--- Stated exercise ---
Copy the following lines exactly as they appear.

--- Supplied information ---
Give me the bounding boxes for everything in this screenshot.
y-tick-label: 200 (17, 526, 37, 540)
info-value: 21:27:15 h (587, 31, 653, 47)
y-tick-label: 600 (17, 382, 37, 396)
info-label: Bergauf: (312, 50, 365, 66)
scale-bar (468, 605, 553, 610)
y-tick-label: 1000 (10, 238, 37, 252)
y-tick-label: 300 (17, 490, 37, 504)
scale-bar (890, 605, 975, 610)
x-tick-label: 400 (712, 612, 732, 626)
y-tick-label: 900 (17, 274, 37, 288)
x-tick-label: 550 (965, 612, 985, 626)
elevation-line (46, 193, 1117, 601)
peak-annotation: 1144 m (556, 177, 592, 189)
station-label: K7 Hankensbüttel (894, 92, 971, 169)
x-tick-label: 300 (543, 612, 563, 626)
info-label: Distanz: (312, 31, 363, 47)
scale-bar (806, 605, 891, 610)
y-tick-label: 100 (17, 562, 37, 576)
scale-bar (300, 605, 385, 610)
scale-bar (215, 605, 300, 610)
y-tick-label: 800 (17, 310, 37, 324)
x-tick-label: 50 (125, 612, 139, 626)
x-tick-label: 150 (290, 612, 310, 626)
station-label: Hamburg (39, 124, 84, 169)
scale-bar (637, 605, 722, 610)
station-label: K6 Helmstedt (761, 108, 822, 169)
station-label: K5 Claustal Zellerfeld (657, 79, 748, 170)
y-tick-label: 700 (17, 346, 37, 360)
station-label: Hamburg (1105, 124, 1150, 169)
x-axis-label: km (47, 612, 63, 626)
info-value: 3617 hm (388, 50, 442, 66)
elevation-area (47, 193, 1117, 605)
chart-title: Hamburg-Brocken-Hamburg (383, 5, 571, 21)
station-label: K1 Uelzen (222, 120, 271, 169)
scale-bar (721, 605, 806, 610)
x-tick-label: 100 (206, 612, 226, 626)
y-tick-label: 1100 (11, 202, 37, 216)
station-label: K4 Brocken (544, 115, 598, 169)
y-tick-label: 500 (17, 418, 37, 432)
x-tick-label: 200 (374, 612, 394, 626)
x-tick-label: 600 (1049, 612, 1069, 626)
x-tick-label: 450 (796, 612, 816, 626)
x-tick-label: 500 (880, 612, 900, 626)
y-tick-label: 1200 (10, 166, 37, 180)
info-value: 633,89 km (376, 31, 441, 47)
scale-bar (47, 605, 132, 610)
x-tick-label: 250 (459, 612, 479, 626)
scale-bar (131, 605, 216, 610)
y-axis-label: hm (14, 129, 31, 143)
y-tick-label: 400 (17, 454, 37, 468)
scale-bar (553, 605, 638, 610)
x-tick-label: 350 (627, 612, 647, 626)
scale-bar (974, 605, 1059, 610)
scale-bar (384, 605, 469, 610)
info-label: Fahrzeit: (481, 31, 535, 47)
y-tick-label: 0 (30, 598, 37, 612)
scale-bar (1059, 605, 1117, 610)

--- Solved problem ---
Give me the bounding boxes for everything in this screenshot.
y-tick-label: 200 (17, 526, 37, 540)
info-value: 21:27:15 h (587, 31, 653, 47)
y-tick-label: 600 (17, 382, 37, 396)
info-label: Bergauf: (312, 50, 365, 66)
scale-bar (468, 605, 553, 610)
y-tick-label: 1000 (10, 238, 37, 252)
y-tick-label: 300 (17, 490, 37, 504)
scale-bar (890, 605, 975, 610)
x-tick-label: 400 (712, 612, 732, 626)
y-tick-label: 900 (17, 274, 37, 288)
x-tick-label: 550 (965, 612, 985, 626)
elevation-line (46, 193, 1117, 601)
peak-annotation: 1144 m (556, 177, 592, 189)
station-label: K7 Hankensbüttel (894, 92, 971, 169)
x-tick-label: 300 (543, 612, 563, 626)
info-label: Distanz: (312, 31, 363, 47)
scale-bar (806, 605, 891, 610)
y-tick-label: 100 (17, 562, 37, 576)
scale-bar (300, 605, 385, 610)
scale-bar (215, 605, 300, 610)
y-tick-label: 800 (17, 310, 37, 324)
x-tick-label: 50 (125, 612, 139, 626)
x-tick-label: 150 (290, 612, 310, 626)
station-label: Hamburg (39, 124, 84, 169)
scale-bar (637, 605, 722, 610)
station-label: K6 Helmstedt (761, 108, 822, 169)
station-label: K5 Claustal Zellerfeld (657, 79, 748, 170)
y-tick-label: 700 (17, 346, 37, 360)
station-label: Hamburg (1105, 124, 1150, 169)
x-axis-label: km (47, 612, 63, 626)
info-value: 3617 hm (388, 50, 442, 66)
elevation-area (47, 193, 1117, 605)
chart-title: Hamburg-Brocken-Hamburg (383, 5, 571, 21)
station-label: K1 Uelzen (222, 120, 271, 169)
scale-bar (721, 605, 806, 610)
x-tick-label: 100 (206, 612, 226, 626)
y-tick-label: 1100 (11, 202, 37, 216)
station-label: K4 Brocken (544, 115, 598, 169)
y-tick-label: 500 (17, 418, 37, 432)
x-tick-label: 200 (374, 612, 394, 626)
x-tick-label: 600 (1049, 612, 1069, 626)
x-tick-label: 450 (796, 612, 816, 626)
x-tick-label: 500 (880, 612, 900, 626)
y-tick-label: 1200 (10, 166, 37, 180)
info-value: 633,89 km (376, 31, 441, 47)
scale-bar (47, 605, 132, 610)
x-tick-label: 250 (459, 612, 479, 626)
scale-bar (131, 605, 216, 610)
y-axis-label: hm (14, 129, 31, 143)
y-tick-label: 400 (17, 454, 37, 468)
scale-bar (553, 605, 638, 610)
x-tick-label: 350 (627, 612, 647, 626)
scale-bar (974, 605, 1059, 610)
scale-bar (384, 605, 469, 610)
info-label: Fahrzeit: (481, 31, 535, 47)
y-tick-label: 0 (30, 598, 37, 612)
scale-bar (1059, 605, 1117, 610)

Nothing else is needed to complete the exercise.